# [The problem]
In the entries below, find the lines with the word "June" and copy them.

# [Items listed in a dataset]
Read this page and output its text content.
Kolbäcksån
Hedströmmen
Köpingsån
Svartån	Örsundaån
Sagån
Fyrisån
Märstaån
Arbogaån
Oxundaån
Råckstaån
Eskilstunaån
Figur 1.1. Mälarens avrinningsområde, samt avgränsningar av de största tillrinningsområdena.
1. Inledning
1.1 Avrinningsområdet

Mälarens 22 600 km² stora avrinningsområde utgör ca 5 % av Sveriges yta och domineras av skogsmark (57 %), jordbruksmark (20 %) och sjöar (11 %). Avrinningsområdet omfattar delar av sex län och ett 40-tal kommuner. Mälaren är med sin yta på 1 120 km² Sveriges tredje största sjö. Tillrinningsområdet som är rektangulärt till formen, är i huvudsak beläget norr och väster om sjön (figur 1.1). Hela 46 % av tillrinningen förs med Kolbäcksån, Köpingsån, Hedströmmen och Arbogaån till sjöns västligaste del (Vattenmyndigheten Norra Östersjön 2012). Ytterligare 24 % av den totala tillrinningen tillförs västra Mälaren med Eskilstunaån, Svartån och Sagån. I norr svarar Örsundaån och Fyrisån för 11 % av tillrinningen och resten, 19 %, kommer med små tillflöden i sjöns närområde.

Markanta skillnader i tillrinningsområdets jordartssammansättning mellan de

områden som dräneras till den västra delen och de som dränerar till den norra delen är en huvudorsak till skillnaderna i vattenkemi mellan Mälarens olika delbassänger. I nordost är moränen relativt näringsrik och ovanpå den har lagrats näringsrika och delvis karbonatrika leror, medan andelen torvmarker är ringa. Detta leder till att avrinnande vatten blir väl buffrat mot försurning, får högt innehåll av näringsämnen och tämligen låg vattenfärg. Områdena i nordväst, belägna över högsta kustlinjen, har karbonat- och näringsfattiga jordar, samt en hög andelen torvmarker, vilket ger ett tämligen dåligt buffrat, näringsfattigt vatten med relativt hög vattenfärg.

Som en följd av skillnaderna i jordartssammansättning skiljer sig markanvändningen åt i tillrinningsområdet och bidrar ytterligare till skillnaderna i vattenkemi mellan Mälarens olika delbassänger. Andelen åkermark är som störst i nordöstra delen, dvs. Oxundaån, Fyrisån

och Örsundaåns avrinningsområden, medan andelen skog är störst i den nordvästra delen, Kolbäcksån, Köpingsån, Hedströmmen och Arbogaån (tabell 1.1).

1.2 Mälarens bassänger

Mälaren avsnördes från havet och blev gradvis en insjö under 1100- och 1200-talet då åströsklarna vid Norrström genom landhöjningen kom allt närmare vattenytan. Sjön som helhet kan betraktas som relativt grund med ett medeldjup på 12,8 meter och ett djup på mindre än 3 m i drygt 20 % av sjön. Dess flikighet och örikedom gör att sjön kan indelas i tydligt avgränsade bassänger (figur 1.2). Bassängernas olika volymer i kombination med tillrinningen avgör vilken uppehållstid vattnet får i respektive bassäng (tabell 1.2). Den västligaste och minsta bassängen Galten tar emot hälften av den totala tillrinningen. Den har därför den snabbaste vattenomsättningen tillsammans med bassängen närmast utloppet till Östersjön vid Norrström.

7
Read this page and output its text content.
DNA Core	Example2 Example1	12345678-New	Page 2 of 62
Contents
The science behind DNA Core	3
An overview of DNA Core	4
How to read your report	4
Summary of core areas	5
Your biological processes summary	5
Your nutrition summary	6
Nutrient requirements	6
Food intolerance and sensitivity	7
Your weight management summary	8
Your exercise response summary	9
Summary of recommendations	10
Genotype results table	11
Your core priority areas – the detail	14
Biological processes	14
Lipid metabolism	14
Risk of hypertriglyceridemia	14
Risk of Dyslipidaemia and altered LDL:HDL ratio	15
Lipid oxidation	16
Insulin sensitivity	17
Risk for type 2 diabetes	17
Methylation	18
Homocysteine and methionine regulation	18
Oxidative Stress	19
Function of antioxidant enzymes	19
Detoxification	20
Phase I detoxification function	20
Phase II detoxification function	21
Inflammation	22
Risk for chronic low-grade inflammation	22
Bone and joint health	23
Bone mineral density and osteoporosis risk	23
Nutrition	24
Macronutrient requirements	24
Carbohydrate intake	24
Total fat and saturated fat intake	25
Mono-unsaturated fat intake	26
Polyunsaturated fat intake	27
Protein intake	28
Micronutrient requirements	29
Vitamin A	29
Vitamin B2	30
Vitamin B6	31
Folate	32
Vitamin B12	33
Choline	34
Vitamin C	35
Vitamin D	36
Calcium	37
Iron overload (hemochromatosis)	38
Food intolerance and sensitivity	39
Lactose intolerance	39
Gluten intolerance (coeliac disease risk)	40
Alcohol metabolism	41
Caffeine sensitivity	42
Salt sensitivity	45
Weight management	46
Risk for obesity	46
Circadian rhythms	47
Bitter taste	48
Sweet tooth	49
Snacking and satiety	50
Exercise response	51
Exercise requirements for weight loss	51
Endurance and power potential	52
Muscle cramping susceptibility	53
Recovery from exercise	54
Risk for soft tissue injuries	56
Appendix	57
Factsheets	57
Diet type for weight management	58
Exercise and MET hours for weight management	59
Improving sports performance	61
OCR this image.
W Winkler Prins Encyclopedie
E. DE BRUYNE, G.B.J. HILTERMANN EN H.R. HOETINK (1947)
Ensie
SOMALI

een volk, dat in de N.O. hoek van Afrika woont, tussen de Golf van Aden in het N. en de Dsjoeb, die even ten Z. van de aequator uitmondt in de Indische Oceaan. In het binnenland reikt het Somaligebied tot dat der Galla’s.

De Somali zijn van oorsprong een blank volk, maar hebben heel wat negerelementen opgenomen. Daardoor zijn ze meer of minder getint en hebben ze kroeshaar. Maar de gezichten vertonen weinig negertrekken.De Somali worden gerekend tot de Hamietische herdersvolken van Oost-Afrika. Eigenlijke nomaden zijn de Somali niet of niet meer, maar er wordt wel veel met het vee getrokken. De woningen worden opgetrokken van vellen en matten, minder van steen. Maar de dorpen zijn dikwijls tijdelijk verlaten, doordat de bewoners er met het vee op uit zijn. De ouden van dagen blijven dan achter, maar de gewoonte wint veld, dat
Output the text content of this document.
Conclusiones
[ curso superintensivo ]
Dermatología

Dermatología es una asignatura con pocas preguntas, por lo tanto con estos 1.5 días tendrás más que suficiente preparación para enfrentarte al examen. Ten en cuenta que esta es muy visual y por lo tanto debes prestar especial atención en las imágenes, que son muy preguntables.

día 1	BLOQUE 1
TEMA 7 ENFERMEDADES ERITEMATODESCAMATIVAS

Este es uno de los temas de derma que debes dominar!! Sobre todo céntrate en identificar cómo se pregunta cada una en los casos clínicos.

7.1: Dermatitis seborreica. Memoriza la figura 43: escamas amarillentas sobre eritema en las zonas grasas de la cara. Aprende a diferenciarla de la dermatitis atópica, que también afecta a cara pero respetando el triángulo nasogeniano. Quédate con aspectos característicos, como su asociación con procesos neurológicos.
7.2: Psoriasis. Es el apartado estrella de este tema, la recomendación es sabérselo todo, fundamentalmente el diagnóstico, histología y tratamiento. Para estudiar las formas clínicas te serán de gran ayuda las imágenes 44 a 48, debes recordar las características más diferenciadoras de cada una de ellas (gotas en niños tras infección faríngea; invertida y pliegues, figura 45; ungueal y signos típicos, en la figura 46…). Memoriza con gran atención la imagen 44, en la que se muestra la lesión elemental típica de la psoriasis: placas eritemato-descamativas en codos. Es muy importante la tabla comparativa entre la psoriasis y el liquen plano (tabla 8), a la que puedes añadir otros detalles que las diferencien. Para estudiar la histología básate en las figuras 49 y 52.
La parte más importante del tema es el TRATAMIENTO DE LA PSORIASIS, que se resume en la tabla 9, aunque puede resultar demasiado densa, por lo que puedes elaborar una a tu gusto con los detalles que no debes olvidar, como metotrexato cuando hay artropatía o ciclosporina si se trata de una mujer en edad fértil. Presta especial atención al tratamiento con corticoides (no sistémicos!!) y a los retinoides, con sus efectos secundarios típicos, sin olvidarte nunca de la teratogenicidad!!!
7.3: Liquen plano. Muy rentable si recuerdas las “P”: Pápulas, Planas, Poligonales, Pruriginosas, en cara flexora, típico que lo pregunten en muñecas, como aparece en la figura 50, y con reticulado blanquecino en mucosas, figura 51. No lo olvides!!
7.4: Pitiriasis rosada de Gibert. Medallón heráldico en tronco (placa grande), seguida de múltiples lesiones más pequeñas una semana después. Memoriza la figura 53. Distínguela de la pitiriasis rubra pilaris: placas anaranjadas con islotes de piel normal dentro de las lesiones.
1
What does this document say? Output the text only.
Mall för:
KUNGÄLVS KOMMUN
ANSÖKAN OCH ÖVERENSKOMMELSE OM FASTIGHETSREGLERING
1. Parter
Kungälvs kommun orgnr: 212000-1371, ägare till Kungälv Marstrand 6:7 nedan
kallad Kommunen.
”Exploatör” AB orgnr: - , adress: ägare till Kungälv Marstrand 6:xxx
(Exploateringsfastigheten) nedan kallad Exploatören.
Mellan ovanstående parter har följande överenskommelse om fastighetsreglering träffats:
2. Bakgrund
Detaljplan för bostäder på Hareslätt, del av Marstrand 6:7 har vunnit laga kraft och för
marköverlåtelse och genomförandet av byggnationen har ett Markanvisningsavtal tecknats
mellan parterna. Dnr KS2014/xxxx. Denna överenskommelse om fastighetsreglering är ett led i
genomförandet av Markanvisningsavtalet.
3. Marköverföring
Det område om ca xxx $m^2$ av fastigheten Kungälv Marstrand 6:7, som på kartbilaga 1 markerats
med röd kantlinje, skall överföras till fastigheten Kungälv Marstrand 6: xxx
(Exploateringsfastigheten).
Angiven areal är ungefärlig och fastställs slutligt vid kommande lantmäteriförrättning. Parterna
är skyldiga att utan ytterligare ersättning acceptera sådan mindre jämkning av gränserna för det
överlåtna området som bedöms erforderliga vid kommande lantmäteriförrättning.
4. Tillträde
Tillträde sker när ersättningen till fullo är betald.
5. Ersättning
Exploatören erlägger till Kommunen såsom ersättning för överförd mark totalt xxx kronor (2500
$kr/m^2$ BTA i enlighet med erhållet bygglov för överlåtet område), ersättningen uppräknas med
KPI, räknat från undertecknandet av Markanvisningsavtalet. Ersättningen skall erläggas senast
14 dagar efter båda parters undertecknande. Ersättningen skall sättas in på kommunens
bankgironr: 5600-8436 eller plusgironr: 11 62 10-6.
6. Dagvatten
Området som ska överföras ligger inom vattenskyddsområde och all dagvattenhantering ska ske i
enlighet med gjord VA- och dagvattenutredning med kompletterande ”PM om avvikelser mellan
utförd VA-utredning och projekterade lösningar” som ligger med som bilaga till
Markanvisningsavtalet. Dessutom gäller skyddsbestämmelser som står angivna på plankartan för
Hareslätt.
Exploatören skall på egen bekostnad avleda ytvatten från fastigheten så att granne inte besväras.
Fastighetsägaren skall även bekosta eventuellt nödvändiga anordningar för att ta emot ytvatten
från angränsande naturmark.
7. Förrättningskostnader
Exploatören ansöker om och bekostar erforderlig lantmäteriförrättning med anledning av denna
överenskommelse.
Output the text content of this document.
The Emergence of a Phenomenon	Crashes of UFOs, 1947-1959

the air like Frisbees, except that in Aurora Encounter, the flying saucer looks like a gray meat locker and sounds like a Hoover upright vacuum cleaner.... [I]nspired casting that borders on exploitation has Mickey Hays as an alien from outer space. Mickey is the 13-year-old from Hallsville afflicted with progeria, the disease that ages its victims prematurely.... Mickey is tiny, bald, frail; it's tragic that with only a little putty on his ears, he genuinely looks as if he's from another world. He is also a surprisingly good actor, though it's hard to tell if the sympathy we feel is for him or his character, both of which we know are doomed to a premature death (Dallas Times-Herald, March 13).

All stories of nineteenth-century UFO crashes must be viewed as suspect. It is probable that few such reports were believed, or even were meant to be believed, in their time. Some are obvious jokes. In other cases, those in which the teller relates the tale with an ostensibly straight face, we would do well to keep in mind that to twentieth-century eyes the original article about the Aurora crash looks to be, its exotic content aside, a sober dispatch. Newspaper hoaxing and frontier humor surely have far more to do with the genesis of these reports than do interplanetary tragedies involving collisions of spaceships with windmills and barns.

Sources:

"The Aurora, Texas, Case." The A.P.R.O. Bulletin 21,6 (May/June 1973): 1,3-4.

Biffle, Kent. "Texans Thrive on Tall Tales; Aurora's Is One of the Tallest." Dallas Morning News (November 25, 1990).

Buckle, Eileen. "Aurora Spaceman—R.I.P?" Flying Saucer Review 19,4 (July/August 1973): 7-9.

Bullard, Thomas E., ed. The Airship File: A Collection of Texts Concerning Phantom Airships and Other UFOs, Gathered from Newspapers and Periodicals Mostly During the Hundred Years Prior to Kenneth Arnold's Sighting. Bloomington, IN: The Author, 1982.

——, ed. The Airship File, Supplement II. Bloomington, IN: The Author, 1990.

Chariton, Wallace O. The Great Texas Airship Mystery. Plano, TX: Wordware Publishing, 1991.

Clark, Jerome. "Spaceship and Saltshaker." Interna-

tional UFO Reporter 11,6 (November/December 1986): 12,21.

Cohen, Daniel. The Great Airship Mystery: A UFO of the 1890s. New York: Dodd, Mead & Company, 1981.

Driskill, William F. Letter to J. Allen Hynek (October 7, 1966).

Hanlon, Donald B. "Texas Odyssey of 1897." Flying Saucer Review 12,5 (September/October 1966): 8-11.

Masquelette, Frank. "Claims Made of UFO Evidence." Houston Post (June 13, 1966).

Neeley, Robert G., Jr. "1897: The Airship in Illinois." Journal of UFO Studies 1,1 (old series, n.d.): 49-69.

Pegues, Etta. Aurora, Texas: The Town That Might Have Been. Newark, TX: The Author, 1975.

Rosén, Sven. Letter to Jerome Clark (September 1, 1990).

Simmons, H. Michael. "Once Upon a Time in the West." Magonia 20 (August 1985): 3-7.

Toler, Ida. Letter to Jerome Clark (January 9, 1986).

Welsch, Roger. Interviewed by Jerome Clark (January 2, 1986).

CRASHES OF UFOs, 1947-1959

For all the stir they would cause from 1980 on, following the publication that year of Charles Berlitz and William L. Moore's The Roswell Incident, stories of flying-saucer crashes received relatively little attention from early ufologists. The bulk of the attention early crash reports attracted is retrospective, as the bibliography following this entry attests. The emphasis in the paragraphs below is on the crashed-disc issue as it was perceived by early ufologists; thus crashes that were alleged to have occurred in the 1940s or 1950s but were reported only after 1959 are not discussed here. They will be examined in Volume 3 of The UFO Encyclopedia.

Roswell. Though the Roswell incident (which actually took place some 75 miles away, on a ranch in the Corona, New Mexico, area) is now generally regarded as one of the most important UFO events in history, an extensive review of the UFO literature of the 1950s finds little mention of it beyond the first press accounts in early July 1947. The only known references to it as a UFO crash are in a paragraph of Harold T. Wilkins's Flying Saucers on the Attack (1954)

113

# [Problem solution]
"The Aurora, Texas, Case." The A.P.R.O. Bulletin 21,6 (May/June 1973): 1,3-4.
Masquelette, Frank. "Claims Made of UFO Evidence." Houston Post (June 13, 1966).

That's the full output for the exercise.